• **AIM OF THE TASK**
Go through the listing below and list every line with "septum".

• **MATERIAL FOR THIS EXERCISE**

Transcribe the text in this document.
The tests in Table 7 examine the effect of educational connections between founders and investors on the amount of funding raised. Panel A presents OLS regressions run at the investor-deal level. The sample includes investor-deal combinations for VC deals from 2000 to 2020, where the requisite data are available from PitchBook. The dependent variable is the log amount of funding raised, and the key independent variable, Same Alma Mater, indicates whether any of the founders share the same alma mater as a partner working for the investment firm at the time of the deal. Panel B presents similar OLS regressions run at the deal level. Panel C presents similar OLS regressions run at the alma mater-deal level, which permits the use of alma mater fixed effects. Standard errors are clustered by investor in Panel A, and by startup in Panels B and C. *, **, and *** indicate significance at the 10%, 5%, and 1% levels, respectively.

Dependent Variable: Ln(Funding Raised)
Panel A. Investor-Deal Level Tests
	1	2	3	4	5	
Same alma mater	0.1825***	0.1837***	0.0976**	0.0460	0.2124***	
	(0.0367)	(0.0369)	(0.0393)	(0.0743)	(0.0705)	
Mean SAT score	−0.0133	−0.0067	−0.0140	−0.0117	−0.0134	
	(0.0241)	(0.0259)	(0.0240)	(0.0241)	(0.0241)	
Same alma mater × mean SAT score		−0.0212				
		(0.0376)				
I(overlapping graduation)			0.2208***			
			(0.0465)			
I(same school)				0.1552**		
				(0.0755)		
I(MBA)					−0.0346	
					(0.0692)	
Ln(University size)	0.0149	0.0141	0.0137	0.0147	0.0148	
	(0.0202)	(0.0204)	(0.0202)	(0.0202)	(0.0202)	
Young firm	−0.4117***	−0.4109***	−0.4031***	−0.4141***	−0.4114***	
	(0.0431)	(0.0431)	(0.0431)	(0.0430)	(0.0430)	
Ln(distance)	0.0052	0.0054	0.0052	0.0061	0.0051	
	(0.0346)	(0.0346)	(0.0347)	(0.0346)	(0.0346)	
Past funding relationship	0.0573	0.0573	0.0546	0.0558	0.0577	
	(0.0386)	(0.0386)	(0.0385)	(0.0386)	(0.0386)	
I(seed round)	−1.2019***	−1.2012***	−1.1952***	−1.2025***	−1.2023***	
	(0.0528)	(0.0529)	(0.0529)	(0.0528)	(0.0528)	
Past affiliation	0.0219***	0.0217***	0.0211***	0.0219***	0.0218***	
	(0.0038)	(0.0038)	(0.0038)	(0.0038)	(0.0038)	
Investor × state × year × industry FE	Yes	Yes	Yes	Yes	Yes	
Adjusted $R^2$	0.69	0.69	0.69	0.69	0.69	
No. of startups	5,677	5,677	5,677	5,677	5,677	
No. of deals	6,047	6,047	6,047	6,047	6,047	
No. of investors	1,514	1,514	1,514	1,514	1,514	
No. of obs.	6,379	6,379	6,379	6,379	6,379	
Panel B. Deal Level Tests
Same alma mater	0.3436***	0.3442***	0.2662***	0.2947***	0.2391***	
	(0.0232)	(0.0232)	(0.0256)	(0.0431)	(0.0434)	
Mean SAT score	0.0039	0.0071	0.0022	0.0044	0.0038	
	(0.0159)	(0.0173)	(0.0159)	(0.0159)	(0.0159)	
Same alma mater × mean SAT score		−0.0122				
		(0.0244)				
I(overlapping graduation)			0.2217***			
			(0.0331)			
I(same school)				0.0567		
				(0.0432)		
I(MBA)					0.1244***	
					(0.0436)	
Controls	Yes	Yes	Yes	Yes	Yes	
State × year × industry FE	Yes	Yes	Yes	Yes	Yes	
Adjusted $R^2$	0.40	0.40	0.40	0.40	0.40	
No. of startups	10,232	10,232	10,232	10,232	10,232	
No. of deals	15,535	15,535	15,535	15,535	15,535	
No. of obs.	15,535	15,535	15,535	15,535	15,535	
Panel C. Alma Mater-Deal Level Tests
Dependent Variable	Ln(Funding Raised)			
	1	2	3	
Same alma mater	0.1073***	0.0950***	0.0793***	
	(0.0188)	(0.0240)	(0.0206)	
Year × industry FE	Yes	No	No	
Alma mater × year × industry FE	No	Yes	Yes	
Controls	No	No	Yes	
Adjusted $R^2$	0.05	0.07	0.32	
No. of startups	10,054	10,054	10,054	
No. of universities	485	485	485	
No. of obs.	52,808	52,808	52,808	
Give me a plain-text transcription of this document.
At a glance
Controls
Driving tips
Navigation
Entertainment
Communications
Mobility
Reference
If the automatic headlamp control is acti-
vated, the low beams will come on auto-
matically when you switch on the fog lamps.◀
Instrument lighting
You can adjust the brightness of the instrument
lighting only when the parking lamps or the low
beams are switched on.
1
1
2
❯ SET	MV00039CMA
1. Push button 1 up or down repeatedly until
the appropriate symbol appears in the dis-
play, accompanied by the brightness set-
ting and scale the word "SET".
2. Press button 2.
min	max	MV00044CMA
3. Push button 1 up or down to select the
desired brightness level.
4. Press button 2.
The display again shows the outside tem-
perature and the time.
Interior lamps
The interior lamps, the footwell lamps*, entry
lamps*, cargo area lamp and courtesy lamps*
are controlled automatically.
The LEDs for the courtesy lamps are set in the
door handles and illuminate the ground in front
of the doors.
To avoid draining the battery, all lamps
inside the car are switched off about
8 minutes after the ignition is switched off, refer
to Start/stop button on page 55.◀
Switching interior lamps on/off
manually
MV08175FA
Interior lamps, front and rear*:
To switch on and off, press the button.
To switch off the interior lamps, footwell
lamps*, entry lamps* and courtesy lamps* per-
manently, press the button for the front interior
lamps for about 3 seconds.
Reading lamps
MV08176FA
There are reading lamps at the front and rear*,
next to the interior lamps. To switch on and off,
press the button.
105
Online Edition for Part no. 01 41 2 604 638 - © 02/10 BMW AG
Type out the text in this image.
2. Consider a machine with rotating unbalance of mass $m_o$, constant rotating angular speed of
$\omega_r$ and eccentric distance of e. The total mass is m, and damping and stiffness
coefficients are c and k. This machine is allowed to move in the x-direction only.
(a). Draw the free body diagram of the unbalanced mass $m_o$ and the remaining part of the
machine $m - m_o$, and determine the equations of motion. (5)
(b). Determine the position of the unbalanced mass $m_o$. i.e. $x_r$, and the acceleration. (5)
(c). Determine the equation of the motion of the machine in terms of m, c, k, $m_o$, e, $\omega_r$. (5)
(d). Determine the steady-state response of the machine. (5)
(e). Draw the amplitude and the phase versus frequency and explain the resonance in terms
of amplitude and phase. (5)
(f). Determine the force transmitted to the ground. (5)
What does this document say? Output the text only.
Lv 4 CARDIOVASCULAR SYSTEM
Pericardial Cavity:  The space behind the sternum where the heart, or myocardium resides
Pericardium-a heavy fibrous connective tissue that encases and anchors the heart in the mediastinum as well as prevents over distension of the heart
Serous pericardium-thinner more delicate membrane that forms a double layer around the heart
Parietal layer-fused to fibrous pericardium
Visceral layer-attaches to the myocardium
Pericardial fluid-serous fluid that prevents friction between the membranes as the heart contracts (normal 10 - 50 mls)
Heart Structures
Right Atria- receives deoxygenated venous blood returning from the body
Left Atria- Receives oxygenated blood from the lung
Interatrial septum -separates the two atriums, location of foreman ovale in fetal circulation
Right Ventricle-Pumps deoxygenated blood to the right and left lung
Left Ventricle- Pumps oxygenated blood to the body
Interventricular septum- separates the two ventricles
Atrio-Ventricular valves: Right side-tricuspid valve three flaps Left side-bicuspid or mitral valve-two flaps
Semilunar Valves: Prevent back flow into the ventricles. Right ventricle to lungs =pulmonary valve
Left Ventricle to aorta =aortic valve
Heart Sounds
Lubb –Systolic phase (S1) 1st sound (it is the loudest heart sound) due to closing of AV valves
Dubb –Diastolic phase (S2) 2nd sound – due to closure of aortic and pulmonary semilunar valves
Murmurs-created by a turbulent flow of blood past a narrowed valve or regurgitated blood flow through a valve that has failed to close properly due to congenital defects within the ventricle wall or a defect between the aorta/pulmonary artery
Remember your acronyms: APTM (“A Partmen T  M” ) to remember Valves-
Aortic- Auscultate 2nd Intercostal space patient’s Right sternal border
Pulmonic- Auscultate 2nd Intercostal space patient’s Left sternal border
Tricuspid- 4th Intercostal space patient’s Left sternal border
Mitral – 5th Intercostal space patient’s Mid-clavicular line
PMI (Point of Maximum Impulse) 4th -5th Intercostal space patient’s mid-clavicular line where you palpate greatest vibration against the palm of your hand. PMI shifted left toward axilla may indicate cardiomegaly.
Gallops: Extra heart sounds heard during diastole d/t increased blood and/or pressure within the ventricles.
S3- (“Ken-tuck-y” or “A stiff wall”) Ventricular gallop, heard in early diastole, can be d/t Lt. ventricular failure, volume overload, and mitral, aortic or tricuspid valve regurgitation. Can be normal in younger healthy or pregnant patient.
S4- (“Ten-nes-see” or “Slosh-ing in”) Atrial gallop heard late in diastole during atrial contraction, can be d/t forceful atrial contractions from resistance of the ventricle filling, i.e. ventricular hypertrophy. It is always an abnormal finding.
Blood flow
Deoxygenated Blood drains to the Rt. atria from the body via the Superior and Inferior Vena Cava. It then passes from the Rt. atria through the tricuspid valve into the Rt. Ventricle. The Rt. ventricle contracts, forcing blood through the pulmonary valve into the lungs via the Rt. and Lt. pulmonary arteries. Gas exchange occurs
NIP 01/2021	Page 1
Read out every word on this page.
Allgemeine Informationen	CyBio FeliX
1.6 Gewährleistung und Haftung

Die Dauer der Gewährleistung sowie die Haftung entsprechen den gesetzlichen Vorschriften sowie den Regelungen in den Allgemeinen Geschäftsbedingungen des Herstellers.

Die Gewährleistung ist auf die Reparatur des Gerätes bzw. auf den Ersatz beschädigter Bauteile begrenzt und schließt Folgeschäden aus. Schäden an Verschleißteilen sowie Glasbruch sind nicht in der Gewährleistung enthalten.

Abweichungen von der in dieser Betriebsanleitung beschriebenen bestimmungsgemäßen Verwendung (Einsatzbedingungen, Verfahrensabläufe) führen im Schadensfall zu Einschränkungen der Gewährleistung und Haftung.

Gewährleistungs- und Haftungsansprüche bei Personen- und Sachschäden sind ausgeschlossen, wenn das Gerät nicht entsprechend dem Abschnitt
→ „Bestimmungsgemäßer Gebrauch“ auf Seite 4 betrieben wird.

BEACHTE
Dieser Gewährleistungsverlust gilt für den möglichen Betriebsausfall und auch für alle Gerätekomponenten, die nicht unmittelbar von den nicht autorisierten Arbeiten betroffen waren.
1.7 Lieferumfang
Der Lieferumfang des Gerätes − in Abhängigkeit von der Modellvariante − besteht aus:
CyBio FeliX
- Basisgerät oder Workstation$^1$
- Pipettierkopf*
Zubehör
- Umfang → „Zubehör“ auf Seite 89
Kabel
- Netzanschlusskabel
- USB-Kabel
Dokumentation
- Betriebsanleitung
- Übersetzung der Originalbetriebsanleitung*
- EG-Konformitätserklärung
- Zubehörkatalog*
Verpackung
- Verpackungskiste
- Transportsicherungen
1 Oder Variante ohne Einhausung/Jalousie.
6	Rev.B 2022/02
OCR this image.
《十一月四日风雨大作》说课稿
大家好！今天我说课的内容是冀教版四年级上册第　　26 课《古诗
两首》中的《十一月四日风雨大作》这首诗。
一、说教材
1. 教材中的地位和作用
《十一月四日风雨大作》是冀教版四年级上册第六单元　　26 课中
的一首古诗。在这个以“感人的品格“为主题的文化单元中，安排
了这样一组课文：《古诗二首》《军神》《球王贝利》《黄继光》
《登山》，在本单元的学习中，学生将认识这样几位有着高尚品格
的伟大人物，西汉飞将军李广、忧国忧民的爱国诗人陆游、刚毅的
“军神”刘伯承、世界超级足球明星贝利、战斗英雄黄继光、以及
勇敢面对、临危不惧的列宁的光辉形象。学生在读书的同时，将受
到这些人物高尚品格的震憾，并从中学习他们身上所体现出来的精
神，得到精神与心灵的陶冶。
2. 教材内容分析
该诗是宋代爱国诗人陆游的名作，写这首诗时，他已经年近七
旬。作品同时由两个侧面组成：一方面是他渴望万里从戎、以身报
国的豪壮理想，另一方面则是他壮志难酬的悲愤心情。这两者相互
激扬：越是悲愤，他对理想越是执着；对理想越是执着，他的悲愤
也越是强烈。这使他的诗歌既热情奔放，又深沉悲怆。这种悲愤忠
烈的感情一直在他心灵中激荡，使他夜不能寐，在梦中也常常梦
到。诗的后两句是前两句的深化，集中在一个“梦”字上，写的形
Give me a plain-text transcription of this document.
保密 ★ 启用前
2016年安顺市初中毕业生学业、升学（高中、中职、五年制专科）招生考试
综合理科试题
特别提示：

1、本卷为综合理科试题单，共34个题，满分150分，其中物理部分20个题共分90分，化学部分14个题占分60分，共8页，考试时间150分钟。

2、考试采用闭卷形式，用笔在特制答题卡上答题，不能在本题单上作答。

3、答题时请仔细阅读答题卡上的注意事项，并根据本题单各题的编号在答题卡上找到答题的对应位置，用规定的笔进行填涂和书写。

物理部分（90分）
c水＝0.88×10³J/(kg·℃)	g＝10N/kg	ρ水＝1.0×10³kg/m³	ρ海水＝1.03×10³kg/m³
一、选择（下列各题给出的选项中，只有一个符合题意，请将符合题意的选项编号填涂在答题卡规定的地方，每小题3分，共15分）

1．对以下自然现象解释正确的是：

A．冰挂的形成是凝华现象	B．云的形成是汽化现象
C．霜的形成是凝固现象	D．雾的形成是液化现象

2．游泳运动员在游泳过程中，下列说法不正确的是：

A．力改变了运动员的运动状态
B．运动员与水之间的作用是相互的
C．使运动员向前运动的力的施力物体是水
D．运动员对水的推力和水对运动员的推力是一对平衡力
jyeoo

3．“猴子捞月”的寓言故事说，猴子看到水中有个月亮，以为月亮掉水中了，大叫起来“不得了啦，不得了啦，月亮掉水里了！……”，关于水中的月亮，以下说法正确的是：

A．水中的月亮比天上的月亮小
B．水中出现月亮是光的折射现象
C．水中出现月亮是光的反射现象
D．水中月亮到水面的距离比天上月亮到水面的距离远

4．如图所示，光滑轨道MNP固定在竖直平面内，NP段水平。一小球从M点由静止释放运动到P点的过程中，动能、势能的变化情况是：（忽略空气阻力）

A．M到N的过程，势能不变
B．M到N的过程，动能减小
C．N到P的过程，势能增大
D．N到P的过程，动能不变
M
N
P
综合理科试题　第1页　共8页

• **WORKED SOLUTION**
Interatrial septum -separates the two atriums, location of foreman ovale in fetal circulation
Interventricular septum- separates the two ventricles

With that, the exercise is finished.